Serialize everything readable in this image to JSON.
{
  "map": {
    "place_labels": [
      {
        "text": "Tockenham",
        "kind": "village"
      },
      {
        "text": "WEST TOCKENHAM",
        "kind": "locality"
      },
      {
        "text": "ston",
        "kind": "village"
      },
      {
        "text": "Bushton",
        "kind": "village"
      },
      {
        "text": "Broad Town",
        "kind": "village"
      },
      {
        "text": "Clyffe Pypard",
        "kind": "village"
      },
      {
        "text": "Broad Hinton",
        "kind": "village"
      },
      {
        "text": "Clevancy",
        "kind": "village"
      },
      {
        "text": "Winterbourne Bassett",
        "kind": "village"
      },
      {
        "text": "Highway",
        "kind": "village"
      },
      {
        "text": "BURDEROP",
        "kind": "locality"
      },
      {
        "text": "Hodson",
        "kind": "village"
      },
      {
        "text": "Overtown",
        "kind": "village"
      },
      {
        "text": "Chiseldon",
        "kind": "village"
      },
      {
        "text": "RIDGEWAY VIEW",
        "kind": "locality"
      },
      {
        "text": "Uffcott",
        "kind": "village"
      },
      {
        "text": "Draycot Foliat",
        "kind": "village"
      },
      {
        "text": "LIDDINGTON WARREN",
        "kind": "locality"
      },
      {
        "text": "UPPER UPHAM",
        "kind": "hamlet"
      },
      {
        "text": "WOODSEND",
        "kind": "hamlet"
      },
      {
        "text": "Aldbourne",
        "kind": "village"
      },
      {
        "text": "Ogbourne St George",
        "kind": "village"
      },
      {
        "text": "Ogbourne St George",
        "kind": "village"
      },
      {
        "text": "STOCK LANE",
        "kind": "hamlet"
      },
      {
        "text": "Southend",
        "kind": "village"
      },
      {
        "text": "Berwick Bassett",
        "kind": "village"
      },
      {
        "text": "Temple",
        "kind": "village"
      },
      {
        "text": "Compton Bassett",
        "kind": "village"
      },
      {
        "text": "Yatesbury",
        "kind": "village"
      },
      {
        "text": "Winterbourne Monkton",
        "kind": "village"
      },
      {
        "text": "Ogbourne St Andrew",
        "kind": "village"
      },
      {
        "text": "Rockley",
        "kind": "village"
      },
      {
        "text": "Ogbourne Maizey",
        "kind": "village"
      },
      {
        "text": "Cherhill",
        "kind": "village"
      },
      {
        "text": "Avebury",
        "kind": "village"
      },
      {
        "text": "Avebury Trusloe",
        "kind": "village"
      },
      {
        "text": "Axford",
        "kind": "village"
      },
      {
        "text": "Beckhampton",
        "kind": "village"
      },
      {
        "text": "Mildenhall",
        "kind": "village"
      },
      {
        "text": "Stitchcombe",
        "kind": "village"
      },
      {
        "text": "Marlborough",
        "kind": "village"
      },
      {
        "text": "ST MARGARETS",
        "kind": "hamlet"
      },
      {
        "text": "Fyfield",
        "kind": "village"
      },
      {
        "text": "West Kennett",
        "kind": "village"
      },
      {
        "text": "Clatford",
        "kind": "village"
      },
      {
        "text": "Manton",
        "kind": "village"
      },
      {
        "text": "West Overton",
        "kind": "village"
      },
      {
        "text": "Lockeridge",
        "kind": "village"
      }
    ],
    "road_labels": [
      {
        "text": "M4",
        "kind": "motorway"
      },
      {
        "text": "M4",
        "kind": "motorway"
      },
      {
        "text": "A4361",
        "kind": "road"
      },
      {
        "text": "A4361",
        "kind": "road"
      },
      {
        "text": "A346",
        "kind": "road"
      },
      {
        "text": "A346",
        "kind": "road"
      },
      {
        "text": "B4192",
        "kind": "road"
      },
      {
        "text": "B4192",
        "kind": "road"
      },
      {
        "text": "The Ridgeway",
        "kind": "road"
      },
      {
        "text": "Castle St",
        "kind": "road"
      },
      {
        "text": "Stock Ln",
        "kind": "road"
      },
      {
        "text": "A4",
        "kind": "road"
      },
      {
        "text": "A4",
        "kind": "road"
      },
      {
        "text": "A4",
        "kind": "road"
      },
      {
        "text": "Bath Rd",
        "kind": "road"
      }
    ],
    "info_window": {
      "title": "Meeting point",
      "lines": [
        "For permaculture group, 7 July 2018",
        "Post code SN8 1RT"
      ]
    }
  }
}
+ + + + +
* Aim of the exercise
Say how many lines of the data include the word "Bassett". Nothing other than the number should be given.

* Exercise output
3